**EXTRACTED DATA:**
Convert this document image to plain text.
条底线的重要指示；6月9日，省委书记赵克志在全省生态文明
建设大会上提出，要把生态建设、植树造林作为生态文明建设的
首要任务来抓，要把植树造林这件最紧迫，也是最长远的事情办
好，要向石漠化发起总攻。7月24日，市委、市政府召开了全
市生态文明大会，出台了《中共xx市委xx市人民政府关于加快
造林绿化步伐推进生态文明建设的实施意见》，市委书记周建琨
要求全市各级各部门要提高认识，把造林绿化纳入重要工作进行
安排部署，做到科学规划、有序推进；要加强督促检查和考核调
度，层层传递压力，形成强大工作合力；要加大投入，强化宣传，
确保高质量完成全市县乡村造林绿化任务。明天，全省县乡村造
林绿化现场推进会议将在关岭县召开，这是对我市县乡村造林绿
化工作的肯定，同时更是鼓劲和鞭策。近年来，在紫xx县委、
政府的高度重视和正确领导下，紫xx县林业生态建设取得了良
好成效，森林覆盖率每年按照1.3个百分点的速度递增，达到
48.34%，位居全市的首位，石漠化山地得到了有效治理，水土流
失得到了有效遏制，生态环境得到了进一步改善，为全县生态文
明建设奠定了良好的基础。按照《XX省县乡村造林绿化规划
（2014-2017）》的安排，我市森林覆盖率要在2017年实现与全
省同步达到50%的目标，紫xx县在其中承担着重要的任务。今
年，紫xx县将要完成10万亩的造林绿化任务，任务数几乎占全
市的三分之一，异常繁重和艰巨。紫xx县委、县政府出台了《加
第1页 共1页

**WHAT THE TASK ASKS:**
Every record should be repeated exactly; please leave none out.

**SOLVED EXERCISE:**
Convert this document image to plain text.
条底线的重要指示；6月9日，省委书记赵克志在全省生态文明
建设大会上提出，要把生态建设、植树造林作为生态文明建设的
首要任务来抓，要把植树造林这件最紧迫，也是最长远的事情办
好，要向石漠化发起总攻。7月24日，市委、市政府召开了全
市生态文明大会，出台了《中共xx市委xx市人民政府关于加快
造林绿化步伐推进生态文明建设的实施意见》，市委书记周建琨
要求全市各级各部门要提高认识，把造林绿化纳入重要工作进行
安排部署，做到科学规划、有序推进；要加强督促检查和考核调
度，层层传递压力，形成强大工作合力；要加大投入，强化宣传，
确保高质量完成全市县乡村造林绿化任务。明天，全省县乡村造
林绿化现场推进会议将在关岭县召开，这是对我市县乡村造林绿
化工作的肯定，同时更是鼓劲和鞭策。近年来，在紫xx县委、
政府的高度重视和正确领导下，紫xx县林业生态建设取得了良
好成效，森林覆盖率每年按照1.3个百分点的速度递增，达到
48.34%，位居全市的首位，石漠化山地得到了有效治理，水土流
失得到了有效遏制，生态环境得到了进一步改善，为全县生态文
明建设奠定了良好的基础。按照《XX省县乡村造林绿化规划
（2014-2017）》的安排，我市森林覆盖率要在2017年实现与全
省同步达到50%的目标，紫xx县在其中承担着重要的任务。今
年，紫xx县将要完成10万亩的造林绿化任务，任务数几乎占全
市的三分之一，异常繁重和艰巨。紫xx县委、县政府出台了《加
第1页 共1页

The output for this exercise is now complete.